[Collected data]

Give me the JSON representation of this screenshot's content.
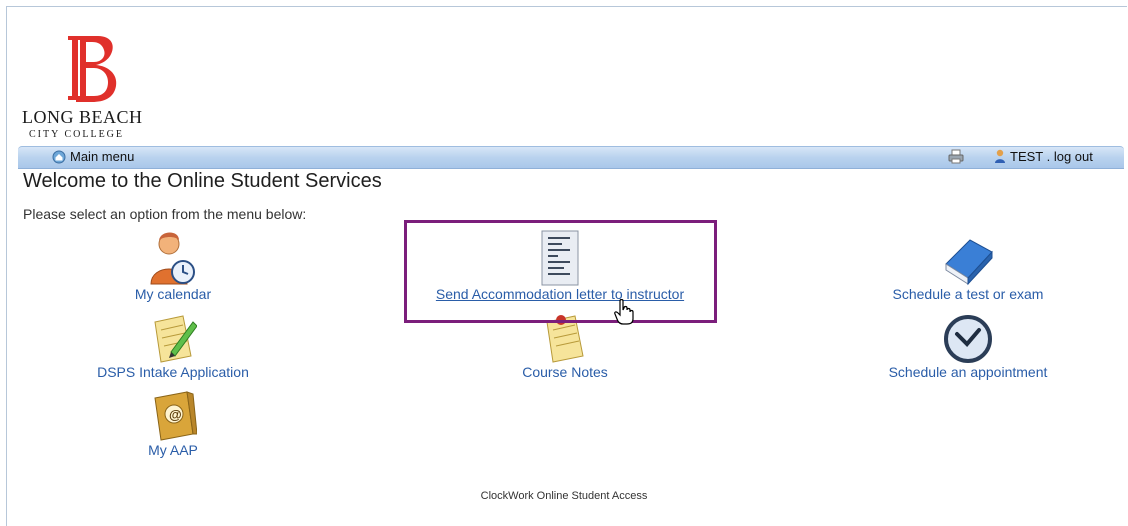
{
  "logo": {
    "line1": "LONG BEACH",
    "line2": "CITY COLLEGE",
    "brand_color": "#e0302b"
  },
  "menubar": {
    "main_menu_label": "Main menu",
    "user_label": "TEST . log out"
  },
  "page": {
    "title": "Welcome to the Online Student Services",
    "subtitle": "Please select an option from the menu below:"
  },
  "options": {
    "my_calendar": "My calendar",
    "send_letter": "Send Accommodation letter to instructor",
    "schedule_test": "Schedule a test or exam",
    "dsps_intake": "DSPS Intake Application",
    "course_notes": "Course Notes",
    "schedule_appointment": "Schedule an appointment",
    "my_aap": "My AAP"
  },
  "footer": {
    "text": "ClockWork Online Student Access"
  },
  "colors": {
    "link": "#2a5da8",
    "highlight_border": "#7b1e7b"
  }
}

> **Your task**:
Write out every line above exactly as it is, leaving out the pictures.

> **Final answer**:
Give me the JSON representation of this screenshot's content.
{
  "logo": {
    "line1": "LONG BEACH",
    "line2": "CITY COLLEGE",
    "brand_color": "#e0302b"
  },
  "menubar": {
    "main_menu_label": "Main menu",
    "user_label": "TEST . log out"
  },
  "page": {
    "title": "Welcome to the Online Student Services",
    "subtitle": "Please select an option from the menu below:"
  },
  "options": {
    "my_calendar": "My calendar",
    "send_letter": "Send Accommodation letter to instructor",
    "schedule_test": "Schedule a test or exam",
    "dsps_intake": "DSPS Intake Application",
    "course_notes": "Course Notes",
    "schedule_appointment": "Schedule an appointment",
    "my_aap": "My AAP"
  },
  "footer": {
    "text": "ClockWork Online Student Access"
  },
  "colors": {
    "link": "#2a5da8",
    "highlight_border": "#7b1e7b"
  }
}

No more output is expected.